### What to work on
Repeat the material in full. Keep every line exactly as it is.

### Source material
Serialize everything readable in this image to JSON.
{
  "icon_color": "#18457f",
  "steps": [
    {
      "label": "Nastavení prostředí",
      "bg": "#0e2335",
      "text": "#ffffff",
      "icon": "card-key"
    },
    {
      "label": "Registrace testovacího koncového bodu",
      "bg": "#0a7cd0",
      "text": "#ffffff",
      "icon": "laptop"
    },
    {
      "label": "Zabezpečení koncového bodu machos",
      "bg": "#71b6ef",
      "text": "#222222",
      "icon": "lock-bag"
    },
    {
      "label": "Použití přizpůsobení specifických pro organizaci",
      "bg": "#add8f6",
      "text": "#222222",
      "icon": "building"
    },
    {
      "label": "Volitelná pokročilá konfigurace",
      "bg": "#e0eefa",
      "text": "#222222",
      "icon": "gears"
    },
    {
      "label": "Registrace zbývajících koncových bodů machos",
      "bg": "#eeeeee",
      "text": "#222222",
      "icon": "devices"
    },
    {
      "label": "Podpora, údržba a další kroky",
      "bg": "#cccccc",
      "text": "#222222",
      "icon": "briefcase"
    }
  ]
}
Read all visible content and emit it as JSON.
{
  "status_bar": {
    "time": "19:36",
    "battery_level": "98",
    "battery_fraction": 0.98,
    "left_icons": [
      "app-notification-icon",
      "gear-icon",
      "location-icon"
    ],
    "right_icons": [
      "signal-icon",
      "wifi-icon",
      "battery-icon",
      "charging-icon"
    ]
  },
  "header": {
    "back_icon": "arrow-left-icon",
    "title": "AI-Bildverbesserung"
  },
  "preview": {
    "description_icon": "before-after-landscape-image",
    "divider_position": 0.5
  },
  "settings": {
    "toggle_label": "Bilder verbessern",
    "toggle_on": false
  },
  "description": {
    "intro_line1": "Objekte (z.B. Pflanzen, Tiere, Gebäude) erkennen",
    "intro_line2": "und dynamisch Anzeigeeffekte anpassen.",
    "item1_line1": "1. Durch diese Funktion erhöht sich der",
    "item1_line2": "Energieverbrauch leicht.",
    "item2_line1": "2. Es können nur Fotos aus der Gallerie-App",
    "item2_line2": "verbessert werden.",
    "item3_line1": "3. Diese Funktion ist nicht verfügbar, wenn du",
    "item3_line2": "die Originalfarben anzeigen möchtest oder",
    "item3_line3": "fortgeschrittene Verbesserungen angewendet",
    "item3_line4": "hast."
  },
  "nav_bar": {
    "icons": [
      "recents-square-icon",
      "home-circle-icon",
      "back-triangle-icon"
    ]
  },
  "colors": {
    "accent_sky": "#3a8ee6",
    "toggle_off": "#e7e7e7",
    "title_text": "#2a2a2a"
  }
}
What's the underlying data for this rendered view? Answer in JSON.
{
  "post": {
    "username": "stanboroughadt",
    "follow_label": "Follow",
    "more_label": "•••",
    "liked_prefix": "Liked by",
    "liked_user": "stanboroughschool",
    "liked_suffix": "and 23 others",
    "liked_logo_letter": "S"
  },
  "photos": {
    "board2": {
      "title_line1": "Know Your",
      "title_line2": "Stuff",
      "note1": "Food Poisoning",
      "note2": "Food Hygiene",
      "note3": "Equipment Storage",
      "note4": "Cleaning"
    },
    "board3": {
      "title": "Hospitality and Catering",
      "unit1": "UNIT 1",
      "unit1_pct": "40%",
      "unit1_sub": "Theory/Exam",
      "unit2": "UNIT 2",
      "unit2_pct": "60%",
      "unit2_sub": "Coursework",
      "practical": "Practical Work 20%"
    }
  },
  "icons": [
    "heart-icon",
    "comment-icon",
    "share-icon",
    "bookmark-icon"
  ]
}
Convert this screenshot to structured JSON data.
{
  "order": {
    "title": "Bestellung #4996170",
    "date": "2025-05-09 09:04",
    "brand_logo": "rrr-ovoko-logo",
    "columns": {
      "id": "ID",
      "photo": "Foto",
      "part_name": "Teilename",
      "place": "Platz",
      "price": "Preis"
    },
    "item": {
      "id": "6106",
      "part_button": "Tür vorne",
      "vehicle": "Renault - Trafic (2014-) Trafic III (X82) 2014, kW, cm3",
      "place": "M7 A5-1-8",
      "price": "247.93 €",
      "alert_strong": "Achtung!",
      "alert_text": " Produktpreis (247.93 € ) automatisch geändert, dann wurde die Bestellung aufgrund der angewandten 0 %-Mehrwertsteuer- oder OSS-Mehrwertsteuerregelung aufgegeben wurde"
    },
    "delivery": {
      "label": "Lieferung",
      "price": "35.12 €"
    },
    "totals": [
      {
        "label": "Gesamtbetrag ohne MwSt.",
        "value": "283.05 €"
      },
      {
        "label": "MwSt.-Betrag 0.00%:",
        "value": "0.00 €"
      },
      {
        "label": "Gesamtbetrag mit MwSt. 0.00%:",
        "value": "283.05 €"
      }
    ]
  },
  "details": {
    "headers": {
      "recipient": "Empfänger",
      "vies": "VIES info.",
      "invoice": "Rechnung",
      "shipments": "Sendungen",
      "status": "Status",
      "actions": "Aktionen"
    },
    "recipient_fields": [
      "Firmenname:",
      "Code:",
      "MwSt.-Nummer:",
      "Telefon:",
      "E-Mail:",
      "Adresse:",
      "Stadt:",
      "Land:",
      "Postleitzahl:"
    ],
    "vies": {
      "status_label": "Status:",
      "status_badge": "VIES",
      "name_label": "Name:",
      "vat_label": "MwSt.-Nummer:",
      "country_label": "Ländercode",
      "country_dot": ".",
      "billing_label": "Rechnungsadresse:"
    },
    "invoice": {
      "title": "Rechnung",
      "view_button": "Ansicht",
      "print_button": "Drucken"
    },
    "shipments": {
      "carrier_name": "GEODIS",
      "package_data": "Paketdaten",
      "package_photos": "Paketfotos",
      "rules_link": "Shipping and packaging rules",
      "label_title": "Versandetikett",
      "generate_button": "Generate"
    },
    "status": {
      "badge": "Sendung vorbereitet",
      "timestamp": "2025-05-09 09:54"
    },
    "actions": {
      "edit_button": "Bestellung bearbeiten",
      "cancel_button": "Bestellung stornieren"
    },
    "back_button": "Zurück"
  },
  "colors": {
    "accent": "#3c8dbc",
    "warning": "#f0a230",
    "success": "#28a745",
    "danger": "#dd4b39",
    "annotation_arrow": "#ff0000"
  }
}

### Written response
Serialize everything readable in this image to JSON.
{
  "icon_color": "#18457f",
  "steps": [
    {
      "label": "Nastavení prostředí",
      "bg": "#0e2335",
      "text": "#ffffff",
      "icon": "card-key"
    },
    {
      "label": "Registrace testovacího koncového bodu",
      "bg": "#0a7cd0",
      "text": "#ffffff",
      "icon": "laptop"
    },
    {
      "label": "Zabezpečení koncového bodu machos",
      "bg": "#71b6ef",
      "text": "#222222",
      "icon": "lock-bag"
    },
    {
      "label": "Použití přizpůsobení specifických pro organizaci",
      "bg": "#add8f6",
      "text": "#222222",
      "icon": "building"
    },
    {
      "label": "Volitelná pokročilá konfigurace",
      "bg": "#e0eefa",
      "text": "#222222",
      "icon": "gears"
    },
    {
      "label": "Registrace zbývajících koncových bodů machos",
      "bg": "#eeeeee",
      "text": "#222222",
      "icon": "devices"
    },
    {
      "label": "Podpora, údržba a další kroky",
      "bg": "#cccccc",
      "text": "#222222",
      "icon": "briefcase"
    }
  ]
}
Read all visible content and emit it as JSON.
{
  "status_bar": {
    "time": "19:36",
    "battery_level": "98",
    "battery_fraction": 0.98,
    "left_icons": [
      "app-notification-icon",
      "gear-icon",
      "location-icon"
    ],
    "right_icons": [
      "signal-icon",
      "wifi-icon",
      "battery-icon",
      "charging-icon"
    ]
  },
  "header": {
    "back_icon": "arrow-left-icon",
    "title": "AI-Bildverbesserung"
  },
  "preview": {
    "description_icon": "before-after-landscape-image",
    "divider_position": 0.5
  },
  "settings": {
    "toggle_label": "Bilder verbessern",
    "toggle_on": false
  },
  "description": {
    "intro_line1": "Objekte (z.B. Pflanzen, Tiere, Gebäude) erkennen",
    "intro_line2": "und dynamisch Anzeigeeffekte anpassen.",
    "item1_line1": "1. Durch diese Funktion erhöht sich der",
    "item1_line2": "Energieverbrauch leicht.",
    "item2_line1": "2. Es können nur Fotos aus der Gallerie-App",
    "item2_line2": "verbessert werden.",
    "item3_line1": "3. Diese Funktion ist nicht verfügbar, wenn du",
    "item3_line2": "die Originalfarben anzeigen möchtest oder",
    "item3_line3": "fortgeschrittene Verbesserungen angewendet",
    "item3_line4": "hast."
  },
  "nav_bar": {
    "icons": [
      "recents-square-icon",
      "home-circle-icon",
      "back-triangle-icon"
    ]
  },
  "colors": {
    "accent_sky": "#3a8ee6",
    "toggle_off": "#e7e7e7",
    "title_text": "#2a2a2a"
  }
}
What's the underlying data for this rendered view? Answer in JSON.
{
  "post": {
    "username": "stanboroughadt",
    "follow_label": "Follow",
    "more_label": "•••",
    "liked_prefix": "Liked by",
    "liked_user": "stanboroughschool",
    "liked_suffix": "and 23 others",
    "liked_logo_letter": "S"
  },
  "photos": {
    "board2": {
      "title_line1": "Know Your",
      "title_line2": "Stuff",
      "note1": "Food Poisoning",
      "note2": "Food Hygiene",
      "note3": "Equipment Storage",
      "note4": "Cleaning"
    },
    "board3": {
      "title": "Hospitality and Catering",
      "unit1": "UNIT 1",
      "unit1_pct": "40%",
      "unit1_sub": "Theory/Exam",
      "unit2": "UNIT 2",
      "unit2_pct": "60%",
      "unit2_sub": "Coursework",
      "practical": "Practical Work 20%"
    }
  },
  "icons": [
    "heart-icon",
    "comment-icon",
    "share-icon",
    "bookmark-icon"
  ]
}
Convert this screenshot to structured JSON data.
{
  "order": {
    "title": "Bestellung #4996170",
    "date": "2025-05-09 09:04",
    "brand_logo": "rrr-ovoko-logo",
    "columns": {
      "id": "ID",
      "photo": "Foto",
      "part_name": "Teilename",
      "place": "Platz",
      "price": "Preis"
    },
    "item": {
      "id": "6106",
      "part_button": "Tür vorne",
      "vehicle": "Renault - Trafic (2014-) Trafic III (X82) 2014, kW, cm3",
      "place": "M7 A5-1-8",
      "price": "247.93 €",
      "alert_strong": "Achtung!",
      "alert_text": " Produktpreis (247.93 € ) automatisch geändert, dann wurde die Bestellung aufgrund der angewandten 0 %-Mehrwertsteuer- oder OSS-Mehrwertsteuerregelung aufgegeben wurde"
    },
    "delivery": {
      "label": "Lieferung",
      "price": "35.12 €"
    },
    "totals": [
      {
        "label": "Gesamtbetrag ohne MwSt.",
        "value": "283.05 €"
      },
      {
        "label": "MwSt.-Betrag 0.00%:",
        "value": "0.00 €"
      },
      {
        "label": "Gesamtbetrag mit MwSt. 0.00%:",
        "value": "283.05 €"
      }
    ]
  },
  "details": {
    "headers": {
      "recipient": "Empfänger",
      "vies": "VIES info.",
      "invoice": "Rechnung",
      "shipments": "Sendungen",
      "status": "Status",
      "actions": "Aktionen"
    },
    "recipient_fields": [
      "Firmenname:",
      "Code:",
      "MwSt.-Nummer:",
      "Telefon:",
      "E-Mail:",
      "Adresse:",
      "Stadt:",
      "Land:",
      "Postleitzahl:"
    ],
    "vies": {
      "status_label": "Status:",
      "status_badge": "VIES",
      "name_label": "Name:",
      "vat_label": "MwSt.-Nummer:",
      "country_label": "Ländercode",
      "country_dot": ".",
      "billing_label": "Rechnungsadresse:"
    },
    "invoice": {
      "title": "Rechnung",
      "view_button": "Ansicht",
      "print_button": "Drucken"
    },
    "shipments": {
      "carrier_name": "GEODIS",
      "package_data": "Paketdaten",
      "package_photos": "Paketfotos",
      "rules_link": "Shipping and packaging rules",
      "label_title": "Versandetikett",
      "generate_button": "Generate"
    },
    "status": {
      "badge": "Sendung vorbereitet",
      "timestamp": "2025-05-09 09:54"
    },
    "actions": {
      "edit_button": "Bestellung bearbeiten",
      "cancel_button": "Bestellung stornieren"
    },
    "back_button": "Zurück"
  },
  "colors": {
    "accent": "#3c8dbc",
    "warning": "#f0a230",
    "success": "#28a745",
    "danger": "#dd4b39",
    "annotation_arrow": "#ff0000"
  }
}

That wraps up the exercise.